**RECORDS SUPPLIED**
-- Start --
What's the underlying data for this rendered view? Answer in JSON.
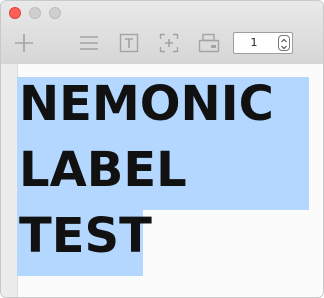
{
  "toolbar": {
    "icons": [
      "add-icon",
      "menu-icon",
      "text-icon",
      "frame-icon",
      "print-icon"
    ],
    "stepper_value": "1"
  },
  "label": {
    "lines": [
      "NEMONIC",
      "LABEL",
      "TEST"
    ]
  },
  "colors": {
    "selection": "#b3d7ff",
    "close": "#fe5f57"
  }
}
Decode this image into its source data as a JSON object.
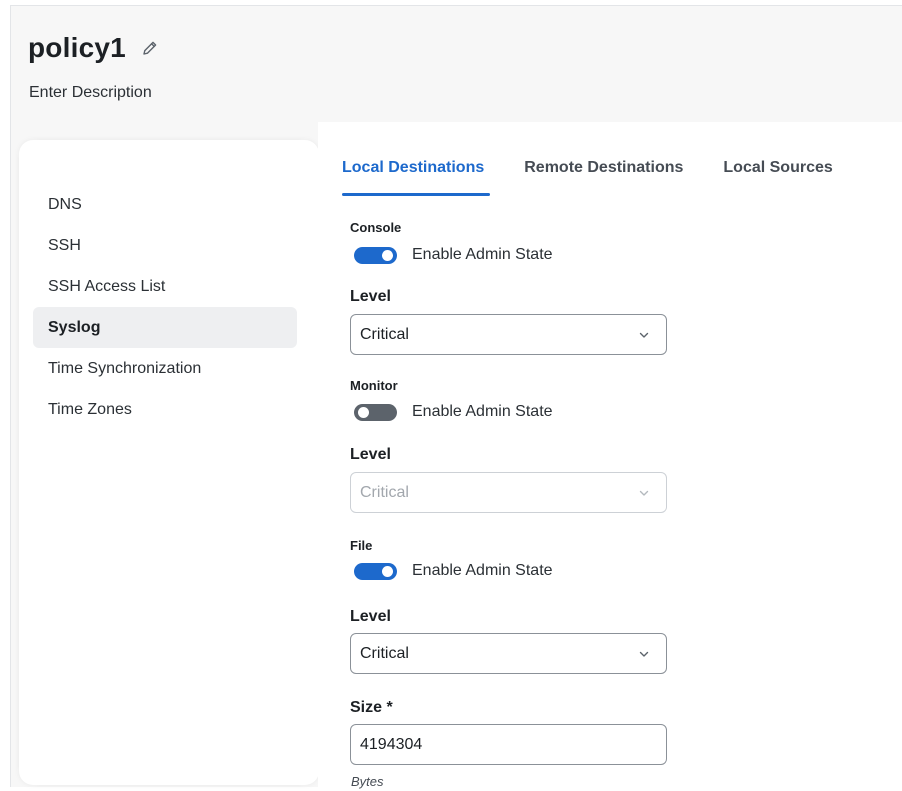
{
  "header": {
    "title": "policy1",
    "description": "Enter Description"
  },
  "sidebar": {
    "items": [
      {
        "label": "DNS",
        "active": false
      },
      {
        "label": "SSH",
        "active": false
      },
      {
        "label": "SSH Access List",
        "active": false
      },
      {
        "label": "Syslog",
        "active": true
      },
      {
        "label": "Time Synchronization",
        "active": false
      },
      {
        "label": "Time Zones",
        "active": false
      }
    ]
  },
  "tabs": [
    {
      "label": "Local Destinations",
      "active": true
    },
    {
      "label": "Remote Destinations",
      "active": false
    },
    {
      "label": "Local Sources",
      "active": false
    }
  ],
  "console": {
    "section_label": "Console",
    "toggle_label": "Enable Admin State",
    "enabled": true,
    "level_label": "Level",
    "level_value": "Critical"
  },
  "monitor": {
    "section_label": "Monitor",
    "toggle_label": "Enable Admin State",
    "enabled": false,
    "level_label": "Level",
    "level_value": "Critical"
  },
  "file": {
    "section_label": "File",
    "toggle_label": "Enable Admin State",
    "enabled": true,
    "level_label": "Level",
    "level_value": "Critical",
    "size_label": "Size *",
    "size_value": "4194304",
    "size_unit": "Bytes"
  },
  "colors": {
    "accent": "#1d69cc",
    "toggle_off": "#5c636b",
    "panel_bg": "#f7f7f7"
  }
}
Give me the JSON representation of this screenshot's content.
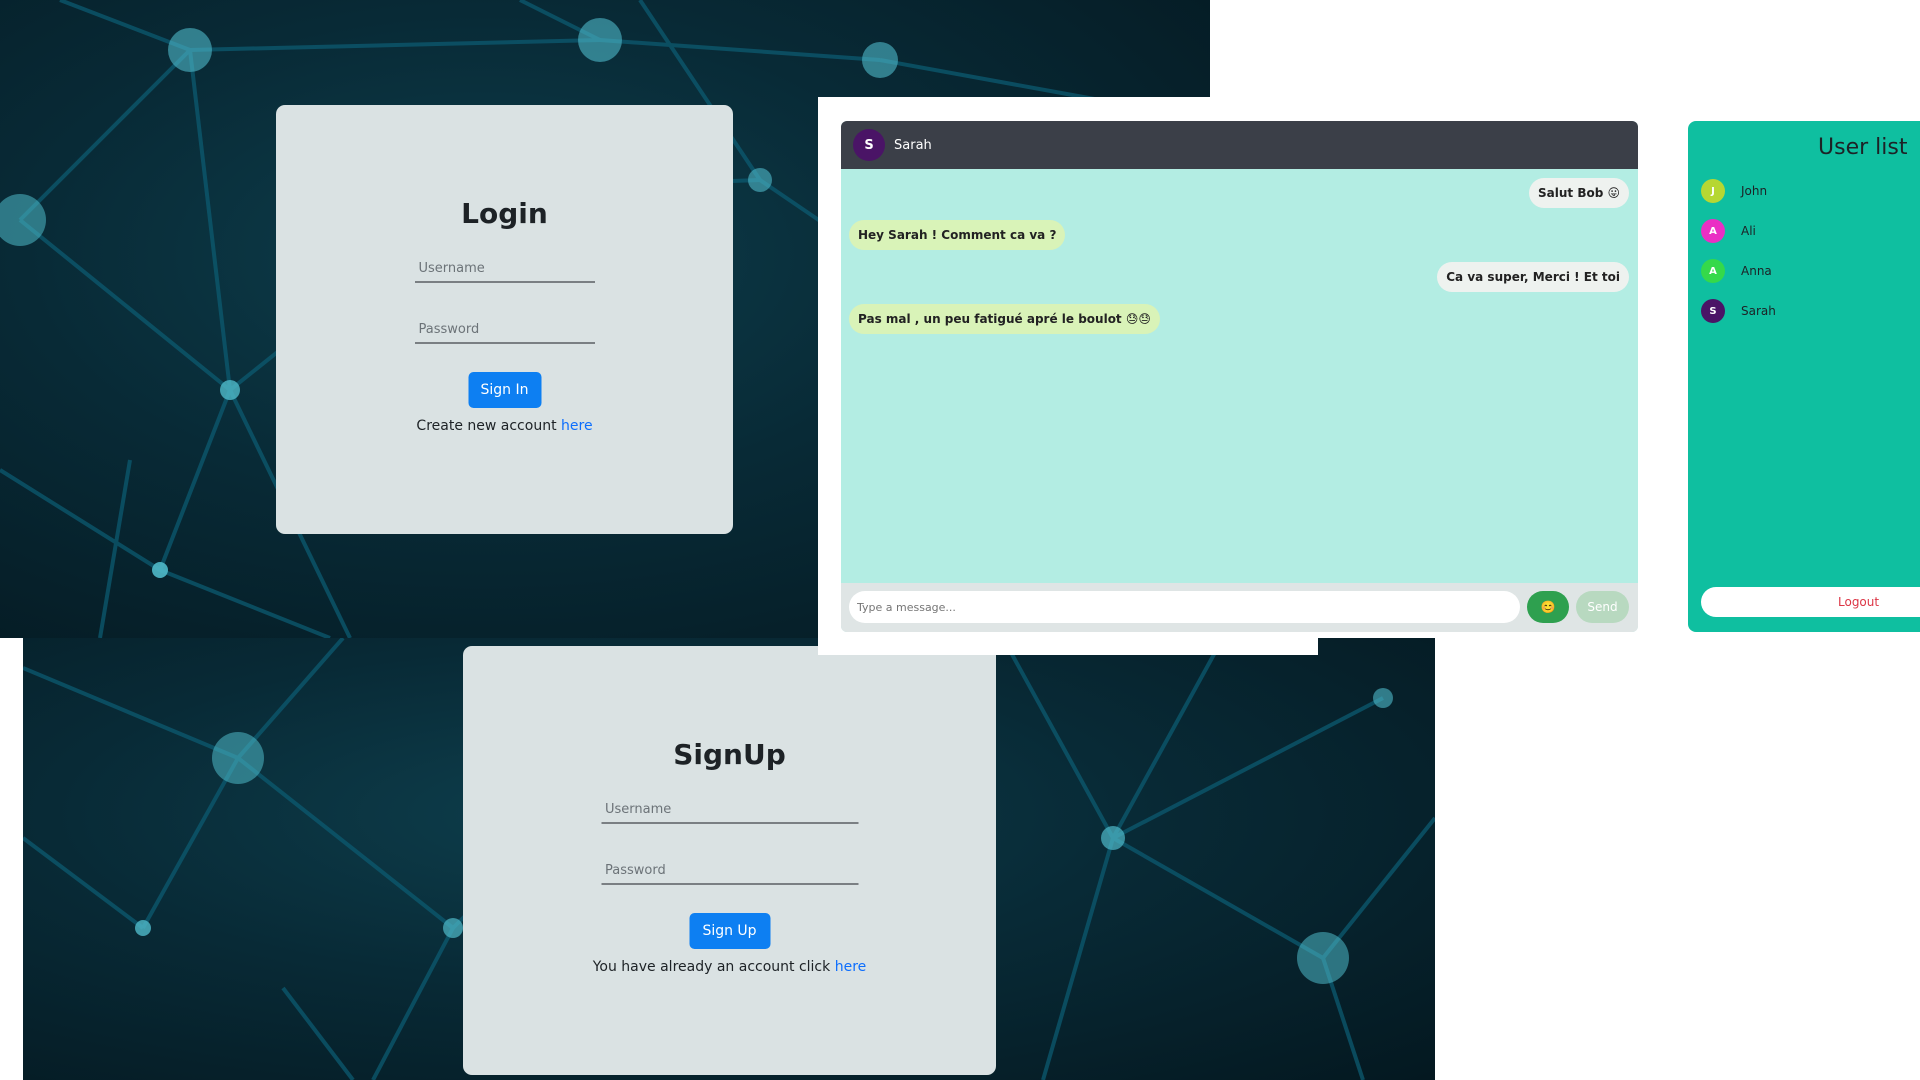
{
  "login": {
    "title": "Login",
    "username_placeholder": "Username",
    "password_placeholder": "Password",
    "button": "Sign In",
    "note": "Create new account",
    "link": "here"
  },
  "signup": {
    "title": "SignUp",
    "username_placeholder": "Username",
    "password_placeholder": "Password",
    "button": "Sign Up",
    "note": "You have already an account click",
    "link": "here"
  },
  "chat": {
    "contact": {
      "initial": "S",
      "name": "Sarah",
      "color": "#4a1466"
    },
    "messages": [
      {
        "dir": "out",
        "text": "Salut Bob 😛"
      },
      {
        "dir": "in",
        "text": "Hey Sarah ! Comment ca va ?"
      },
      {
        "dir": "out",
        "text": "Ca va super, Merci ! Et toi"
      },
      {
        "dir": "in",
        "text": "Pas mal , un peu fatigué apré le boulot 😓😓"
      }
    ],
    "input_placeholder": "Type a message...",
    "emoji_icon": "😊",
    "send": "Send"
  },
  "userlist": {
    "title": "User list",
    "users": [
      {
        "initial": "J",
        "name": "John",
        "color": "#b6d732"
      },
      {
        "initial": "A",
        "name": "Ali",
        "color": "#ea2fc4"
      },
      {
        "initial": "A",
        "name": "Anna",
        "color": "#35d94a"
      },
      {
        "initial": "S",
        "name": "Sarah",
        "color": "#4a1466"
      }
    ],
    "logout": "Logout"
  }
}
-- End --
**SET TASK**
Copy each line in full and exactly, omitting any picture.

**FINAL ANSWER**
What's the underlying data for this rendered view? Answer in JSON.
{
  "toolbar": {
    "icons": [
      "add-icon",
      "menu-icon",
      "text-icon",
      "frame-icon",
      "print-icon"
    ],
    "stepper_value": "1"
  },
  "label": {
    "lines": [
      "NEMONIC",
      "LABEL",
      "TEST"
    ]
  },
  "colors": {
    "selection": "#b3d7ff",
    "close": "#fe5f57"
  }
}
Decode this image into its source data as a JSON object.
{
  "header": {
    "title": "policy1",
    "description": "Enter Description"
  },
  "sidebar": {
    "items": [
      {
        "label": "DNS",
        "active": false
      },
      {
        "label": "SSH",
        "active": false
      },
      {
        "label": "SSH Access List",
        "active": false
      },
      {
        "label": "Syslog",
        "active": true
      },
      {
        "label": "Time Synchronization",
        "active": false
      },
      {
        "label": "Time Zones",
        "active": false
      }
    ]
  },
  "tabs": [
    {
      "label": "Local Destinations",
      "active": true
    },
    {
      "label": "Remote Destinations",
      "active": false
    },
    {
      "label": "Local Sources",
      "active": false
    }
  ],
  "console": {
    "section_label": "Console",
    "toggle_label": "Enable Admin State",
    "enabled": true,
    "level_label": "Level",
    "level_value": "Critical"
  },
  "monitor": {
    "section_label": "Monitor",
    "toggle_label": "Enable Admin State",
    "enabled": false,
    "level_label": "Level",
    "level_value": "Critical"
  },
  "file": {
    "section_label": "File",
    "toggle_label": "Enable Admin State",
    "enabled": true,
    "level_label": "Level",
    "level_value": "Critical",
    "size_label": "Size *",
    "size_value": "4194304",
    "size_unit": "Bytes"
  },
  "colors": {
    "accent": "#1d69cc",
    "toggle_off": "#5c636b",
    "panel_bg": "#f7f7f7"
  }
}
Give me the JSON representation of this screenshot's content.
{
  "login": {
    "title": "Login",
    "username_placeholder": "Username",
    "password_placeholder": "Password",
    "button": "Sign In",
    "note": "Create new account",
    "link": "here"
  },
  "signup": {
    "title": "SignUp",
    "username_placeholder": "Username",
    "password_placeholder": "Password",
    "button": "Sign Up",
    "note": "You have already an account click",
    "link": "here"
  },
  "chat": {
    "contact": {
      "initial": "S",
      "name": "Sarah",
      "color": "#4a1466"
    },
    "messages": [
      {
        "dir": "out",
        "text": "Salut Bob 😛"
      },
      {
        "dir": "in",
        "text": "Hey Sarah ! Comment ca va ?"
      },
      {
        "dir": "out",
        "text": "Ca va super, Merci ! Et toi"
      },
      {
        "dir": "in",
        "text": "Pas mal , un peu fatigué apré le boulot 😓😓"
      }
    ],
    "input_placeholder": "Type a message...",
    "emoji_icon": "😊",
    "send": "Send"
  },
  "userlist": {
    "title": "User list",
    "users": [
      {
        "initial": "J",
        "name": "John",
        "color": "#b6d732"
      },
      {
        "initial": "A",
        "name": "Ali",
        "color": "#ea2fc4"
      },
      {
        "initial": "A",
        "name": "Anna",
        "color": "#35d94a"
      },
      {
        "initial": "S",
        "name": "Sarah",
        "color": "#4a1466"
      }
    ],
    "logout": "Logout"
  }
}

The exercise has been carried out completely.